-------- Extracted information --------

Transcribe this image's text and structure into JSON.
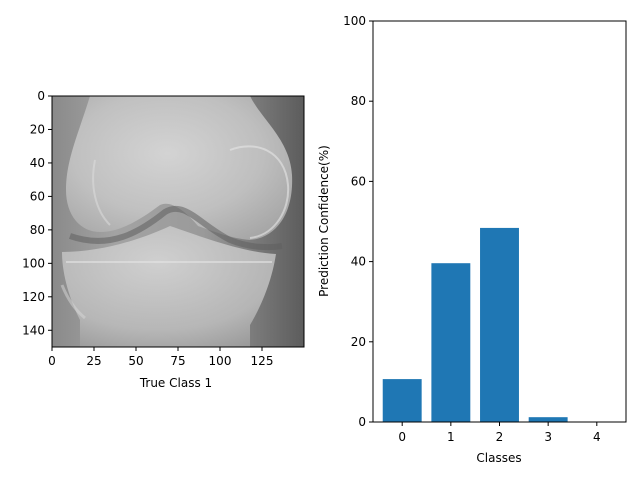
{
  "chart_data": [
    {
      "type": "image",
      "xlabel": "True Class 1",
      "x_ticks": [
        0,
        25,
        50,
        75,
        100,
        125
      ],
      "y_ticks": [
        0,
        20,
        40,
        60,
        80,
        100,
        120,
        140
      ],
      "extent": [
        0,
        150
      ],
      "image_description": "grayscale knee X-ray (frontal view of knee joint)"
    },
    {
      "type": "bar",
      "categories": [
        "0",
        "1",
        "2",
        "3",
        "4"
      ],
      "values": [
        10.7,
        39.6,
        48.4,
        1.2,
        0.1
      ],
      "xlabel": "Classes",
      "ylabel": "Prediction Confidence(%)",
      "ylim": [
        0,
        100
      ],
      "y_ticks": [
        0,
        20,
        40,
        60,
        80,
        100
      ],
      "bar_color": "#1f77b4"
    }
  ]
}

--------

◆ **Goal**
The material above holds pictures; copy everything else in it exactly.

◆ **Output below**
Transcribe this image's text and structure into JSON.
{
  "chart_data": [
    {
      "type": "image",
      "xlabel": "True Class 1",
      "x_ticks": [
        0,
        25,
        50,
        75,
        100,
        125
      ],
      "y_ticks": [
        0,
        20,
        40,
        60,
        80,
        100,
        120,
        140
      ],
      "extent": [
        0,
        150
      ],
      "image_description": "grayscale knee X-ray (frontal view of knee joint)"
    },
    {
      "type": "bar",
      "categories": [
        "0",
        "1",
        "2",
        "3",
        "4"
      ],
      "values": [
        10.7,
        39.6,
        48.4,
        1.2,
        0.1
      ],
      "xlabel": "Classes",
      "ylabel": "Prediction Confidence(%)",
      "ylim": [
        0,
        100
      ],
      "y_ticks": [
        0,
        20,
        40,
        60,
        80,
        100
      ],
      "bar_color": "#1f77b4"
    }
  ]
}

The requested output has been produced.